WHAT YOU SHOULD DO: Write out the data again exactly, skipping every picture.

PROVIDED MATERIAL:
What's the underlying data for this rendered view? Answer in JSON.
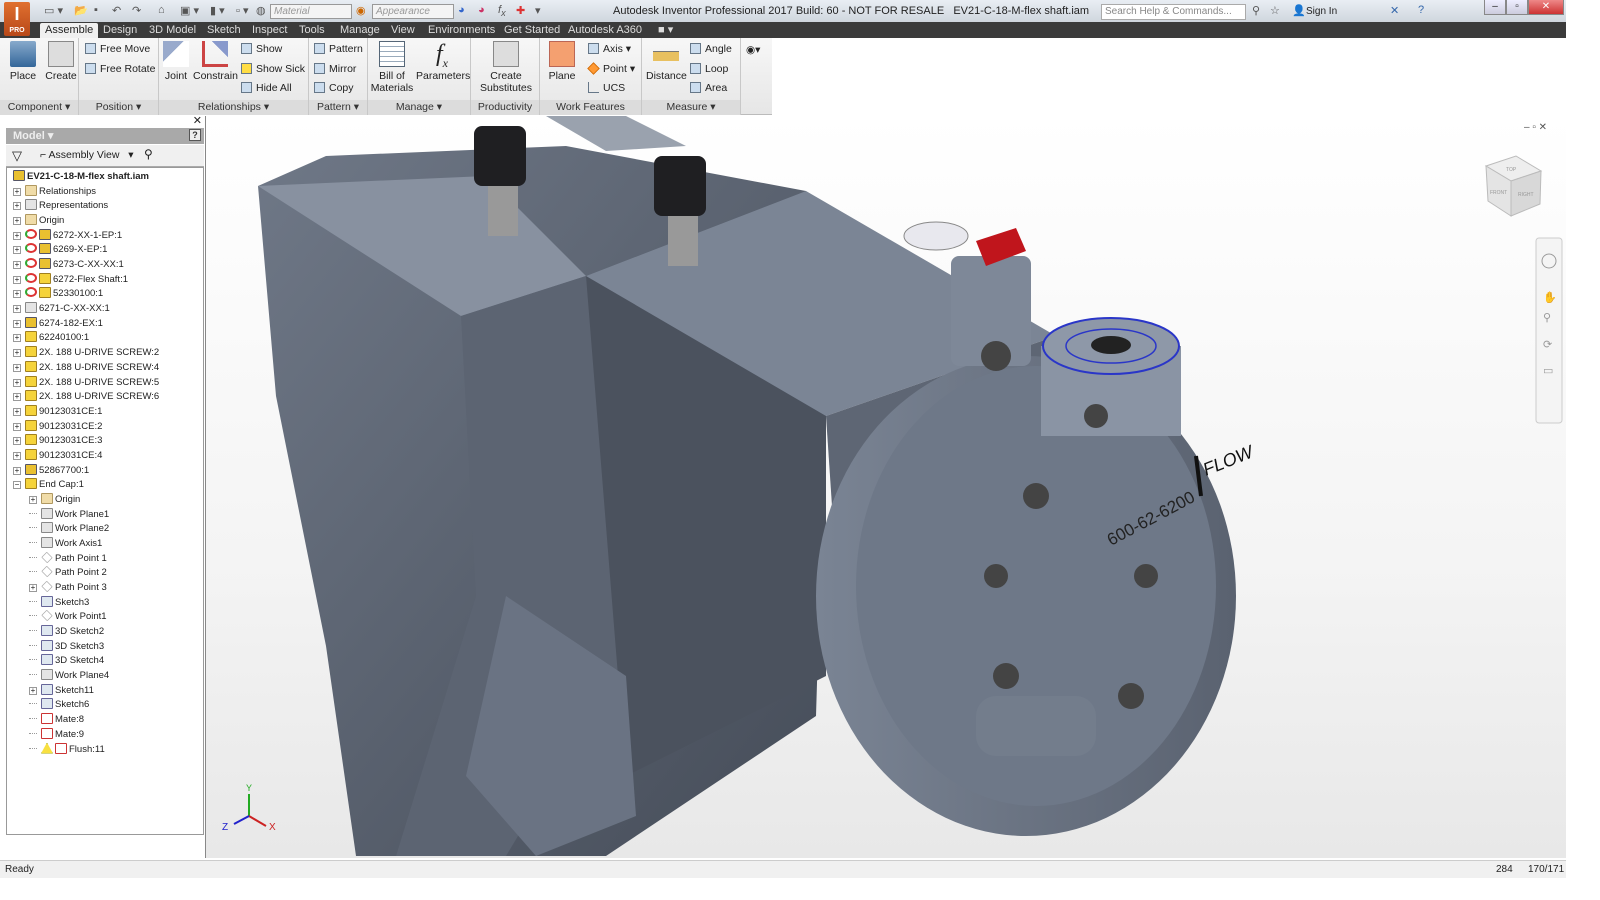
{
  "app": {
    "logo": "I",
    "edition": "PRO",
    "title": "Autodesk Inventor Professional 2017 Build: 60 - NOT FOR RESALE   EV21-C-18-M-flex shaft.iam"
  },
  "qat": {
    "material": "Material",
    "appearance": "Appearance"
  },
  "help": {
    "search_placeholder": "Search Help & Commands...",
    "sign_in": "Sign In"
  },
  "tabs": [
    "Assemble",
    "Design",
    "3D Model",
    "Sketch",
    "Inspect",
    "Tools",
    "Manage",
    "View",
    "Environments",
    "Get Started",
    "Autodesk A360"
  ],
  "ribbon": {
    "component": {
      "title": "Component ▾",
      "place": "Place",
      "create": "Create"
    },
    "position": {
      "title": "Position ▾",
      "free_move": "Free Move",
      "free_rotate": "Free Rotate"
    },
    "relationships": {
      "title": "Relationships ▾",
      "joint": "Joint",
      "constrain": "Constrain",
      "show": "Show",
      "show_sick": "Show Sick",
      "hide_all": "Hide All"
    },
    "pattern": {
      "title": "Pattern ▾",
      "pattern": "Pattern",
      "mirror": "Mirror",
      "copy": "Copy"
    },
    "manage": {
      "title": "Manage ▾",
      "bom": "Bill of Materials",
      "parameters": "Parameters"
    },
    "productivity": {
      "title": "Productivity",
      "create_substitutes": "Create Substitutes"
    },
    "work_features": {
      "title": "Work Features",
      "plane": "Plane",
      "axis": "Axis ▾",
      "point": "Point ▾",
      "ucs": "UCS"
    },
    "measure": {
      "title": "Measure ▾",
      "distance": "Distance",
      "angle": "Angle",
      "loop": "Loop",
      "area": "Area"
    }
  },
  "browser": {
    "header": "Model ▾",
    "view": "Assembly View",
    "tree": [
      {
        "label": "EV21-C-18-M-flex shaft.iam",
        "lvl": 0,
        "icon": "asm",
        "root": true
      },
      {
        "label": "Relationships",
        "lvl": 0,
        "icon": "folder",
        "exp": "+"
      },
      {
        "label": "Representations",
        "lvl": 0,
        "icon": "work",
        "exp": "+"
      },
      {
        "label": "Origin",
        "lvl": 0,
        "icon": "folder",
        "exp": "+"
      },
      {
        "label": "6272-XX-1-EP:1",
        "lvl": 0,
        "icon": "asm",
        "exp": "+",
        "sub": true
      },
      {
        "label": "6269-X-EP:1",
        "lvl": 0,
        "icon": "asm",
        "exp": "+",
        "sub": true
      },
      {
        "label": "6273-C-XX-XX:1",
        "lvl": 0,
        "icon": "asm",
        "exp": "+",
        "sub": true
      },
      {
        "label": "6272-Flex Shaft:1",
        "lvl": 0,
        "icon": "part",
        "exp": "+",
        "sub": true
      },
      {
        "label": "52330100:1",
        "lvl": 0,
        "icon": "part",
        "exp": "+",
        "sub": true
      },
      {
        "label": "6271-C-XX-XX:1",
        "lvl": 0,
        "icon": "work",
        "exp": "+"
      },
      {
        "label": "6274-182-EX:1",
        "lvl": 0,
        "icon": "asm",
        "exp": "+"
      },
      {
        "label": "62240100:1",
        "lvl": 0,
        "icon": "part",
        "exp": "+"
      },
      {
        "label": "2X. 188 U-DRIVE SCREW:2",
        "lvl": 0,
        "icon": "part",
        "exp": "+"
      },
      {
        "label": "2X. 188 U-DRIVE SCREW:4",
        "lvl": 0,
        "icon": "part",
        "exp": "+"
      },
      {
        "label": "2X. 188 U-DRIVE SCREW:5",
        "lvl": 0,
        "icon": "part",
        "exp": "+"
      },
      {
        "label": "2X. 188 U-DRIVE SCREW:6",
        "lvl": 0,
        "icon": "part",
        "exp": "+"
      },
      {
        "label": "90123031CE:1",
        "lvl": 0,
        "icon": "part",
        "exp": "+"
      },
      {
        "label": "90123031CE:2",
        "lvl": 0,
        "icon": "part",
        "exp": "+"
      },
      {
        "label": "90123031CE:3",
        "lvl": 0,
        "icon": "part",
        "exp": "+"
      },
      {
        "label": "90123031CE:4",
        "lvl": 0,
        "icon": "part",
        "exp": "+"
      },
      {
        "label": "52867700:1",
        "lvl": 0,
        "icon": "asm",
        "exp": "+"
      },
      {
        "label": "End Cap:1",
        "lvl": 0,
        "icon": "part",
        "exp": "−"
      },
      {
        "label": "Origin",
        "lvl": 1,
        "icon": "folder",
        "exp": "+"
      },
      {
        "label": "Work Plane1",
        "lvl": 1,
        "icon": "work"
      },
      {
        "label": "Work Plane2",
        "lvl": 1,
        "icon": "work"
      },
      {
        "label": "Work Axis1",
        "lvl": 1,
        "icon": "work"
      },
      {
        "label": "Path Point 1",
        "lvl": 1,
        "icon": "pt"
      },
      {
        "label": "Path Point 2",
        "lvl": 1,
        "icon": "pt"
      },
      {
        "label": "Path Point 3",
        "lvl": 1,
        "icon": "pt",
        "exp": "+"
      },
      {
        "label": "Sketch3",
        "lvl": 1,
        "icon": "sketch"
      },
      {
        "label": "Work Point1",
        "lvl": 1,
        "icon": "pt"
      },
      {
        "label": "3D Sketch2",
        "lvl": 1,
        "icon": "sketch"
      },
      {
        "label": "3D Sketch3",
        "lvl": 1,
        "icon": "sketch"
      },
      {
        "label": "3D Sketch4",
        "lvl": 1,
        "icon": "sketch"
      },
      {
        "label": "Work Plane4",
        "lvl": 1,
        "icon": "work"
      },
      {
        "label": "Sketch11",
        "lvl": 1,
        "icon": "sketch",
        "exp": "+"
      },
      {
        "label": "Sketch6",
        "lvl": 1,
        "icon": "sketch"
      },
      {
        "label": "Mate:8",
        "lvl": 1,
        "icon": "con"
      },
      {
        "label": "Mate:9",
        "lvl": 1,
        "icon": "con"
      },
      {
        "label": "Flush:11",
        "lvl": 1,
        "icon": "con",
        "warn": true
      }
    ]
  },
  "viewport": {
    "part_text": "600-62-6200",
    "flow_text": "FLOW",
    "cube_front": "FRONT",
    "cube_right": "RIGHT",
    "cube_top": "TOP",
    "axis_x": "X",
    "axis_y": "Y",
    "axis_z": "Z"
  },
  "status": {
    "text": "Ready",
    "num1": "284",
    "num2": "170/171"
  }
}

ANSWER TO THE EXERCISE:
What's the underlying data for this rendered view? Answer in JSON.
{
  "app": {
    "logo": "I",
    "edition": "PRO",
    "title": "Autodesk Inventor Professional 2017 Build: 60 - NOT FOR RESALE   EV21-C-18-M-flex shaft.iam"
  },
  "qat": {
    "material": "Material",
    "appearance": "Appearance"
  },
  "help": {
    "search_placeholder": "Search Help & Commands...",
    "sign_in": "Sign In"
  },
  "tabs": [
    "Assemble",
    "Design",
    "3D Model",
    "Sketch",
    "Inspect",
    "Tools",
    "Manage",
    "View",
    "Environments",
    "Get Started",
    "Autodesk A360"
  ],
  "ribbon": {
    "component": {
      "title": "Component ▾",
      "place": "Place",
      "create": "Create"
    },
    "position": {
      "title": "Position ▾",
      "free_move": "Free Move",
      "free_rotate": "Free Rotate"
    },
    "relationships": {
      "title": "Relationships ▾",
      "joint": "Joint",
      "constrain": "Constrain",
      "show": "Show",
      "show_sick": "Show Sick",
      "hide_all": "Hide All"
    },
    "pattern": {
      "title": "Pattern ▾",
      "pattern": "Pattern",
      "mirror": "Mirror",
      "copy": "Copy"
    },
    "manage": {
      "title": "Manage ▾",
      "bom": "Bill of Materials",
      "parameters": "Parameters"
    },
    "productivity": {
      "title": "Productivity",
      "create_substitutes": "Create Substitutes"
    },
    "work_features": {
      "title": "Work Features",
      "plane": "Plane",
      "axis": "Axis ▾",
      "point": "Point ▾",
      "ucs": "UCS"
    },
    "measure": {
      "title": "Measure ▾",
      "distance": "Distance",
      "angle": "Angle",
      "loop": "Loop",
      "area": "Area"
    }
  },
  "browser": {
    "header": "Model ▾",
    "view": "Assembly View",
    "tree": [
      {
        "label": "EV21-C-18-M-flex shaft.iam",
        "lvl": 0,
        "icon": "asm",
        "root": true
      },
      {
        "label": "Relationships",
        "lvl": 0,
        "icon": "folder",
        "exp": "+"
      },
      {
        "label": "Representations",
        "lvl": 0,
        "icon": "work",
        "exp": "+"
      },
      {
        "label": "Origin",
        "lvl": 0,
        "icon": "folder",
        "exp": "+"
      },
      {
        "label": "6272-XX-1-EP:1",
        "lvl": 0,
        "icon": "asm",
        "exp": "+",
        "sub": true
      },
      {
        "label": "6269-X-EP:1",
        "lvl": 0,
        "icon": "asm",
        "exp": "+",
        "sub": true
      },
      {
        "label": "6273-C-XX-XX:1",
        "lvl": 0,
        "icon": "asm",
        "exp": "+",
        "sub": true
      },
      {
        "label": "6272-Flex Shaft:1",
        "lvl": 0,
        "icon": "part",
        "exp": "+",
        "sub": true
      },
      {
        "label": "52330100:1",
        "lvl": 0,
        "icon": "part",
        "exp": "+",
        "sub": true
      },
      {
        "label": "6271-C-XX-XX:1",
        "lvl": 0,
        "icon": "work",
        "exp": "+"
      },
      {
        "label": "6274-182-EX:1",
        "lvl": 0,
        "icon": "asm",
        "exp": "+"
      },
      {
        "label": "62240100:1",
        "lvl": 0,
        "icon": "part",
        "exp": "+"
      },
      {
        "label": "2X. 188 U-DRIVE SCREW:2",
        "lvl": 0,
        "icon": "part",
        "exp": "+"
      },
      {
        "label": "2X. 188 U-DRIVE SCREW:4",
        "lvl": 0,
        "icon": "part",
        "exp": "+"
      },
      {
        "label": "2X. 188 U-DRIVE SCREW:5",
        "lvl": 0,
        "icon": "part",
        "exp": "+"
      },
      {
        "label": "2X. 188 U-DRIVE SCREW:6",
        "lvl": 0,
        "icon": "part",
        "exp": "+"
      },
      {
        "label": "90123031CE:1",
        "lvl": 0,
        "icon": "part",
        "exp": "+"
      },
      {
        "label": "90123031CE:2",
        "lvl": 0,
        "icon": "part",
        "exp": "+"
      },
      {
        "label": "90123031CE:3",
        "lvl": 0,
        "icon": "part",
        "exp": "+"
      },
      {
        "label": "90123031CE:4",
        "lvl": 0,
        "icon": "part",
        "exp": "+"
      },
      {
        "label": "52867700:1",
        "lvl": 0,
        "icon": "asm",
        "exp": "+"
      },
      {
        "label": "End Cap:1",
        "lvl": 0,
        "icon": "part",
        "exp": "−"
      },
      {
        "label": "Origin",
        "lvl": 1,
        "icon": "folder",
        "exp": "+"
      },
      {
        "label": "Work Plane1",
        "lvl": 1,
        "icon": "work"
      },
      {
        "label": "Work Plane2",
        "lvl": 1,
        "icon": "work"
      },
      {
        "label": "Work Axis1",
        "lvl": 1,
        "icon": "work"
      },
      {
        "label": "Path Point 1",
        "lvl": 1,
        "icon": "pt"
      },
      {
        "label": "Path Point 2",
        "lvl": 1,
        "icon": "pt"
      },
      {
        "label": "Path Point 3",
        "lvl": 1,
        "icon": "pt",
        "exp": "+"
      },
      {
        "label": "Sketch3",
        "lvl": 1,
        "icon": "sketch"
      },
      {
        "label": "Work Point1",
        "lvl": 1,
        "icon": "pt"
      },
      {
        "label": "3D Sketch2",
        "lvl": 1,
        "icon": "sketch"
      },
      {
        "label": "3D Sketch3",
        "lvl": 1,
        "icon": "sketch"
      },
      {
        "label": "3D Sketch4",
        "lvl": 1,
        "icon": "sketch"
      },
      {
        "label": "Work Plane4",
        "lvl": 1,
        "icon": "work"
      },
      {
        "label": "Sketch11",
        "lvl": 1,
        "icon": "sketch",
        "exp": "+"
      },
      {
        "label": "Sketch6",
        "lvl": 1,
        "icon": "sketch"
      },
      {
        "label": "Mate:8",
        "lvl": 1,
        "icon": "con"
      },
      {
        "label": "Mate:9",
        "lvl": 1,
        "icon": "con"
      },
      {
        "label": "Flush:11",
        "lvl": 1,
        "icon": "con",
        "warn": true
      }
    ]
  },
  "viewport": {
    "part_text": "600-62-6200",
    "flow_text": "FLOW",
    "cube_front": "FRONT",
    "cube_right": "RIGHT",
    "cube_top": "TOP",
    "axis_x": "X",
    "axis_y": "Y",
    "axis_z": "Z"
  },
  "status": {
    "text": "Ready",
    "num1": "284",
    "num2": "170/171"
  }
}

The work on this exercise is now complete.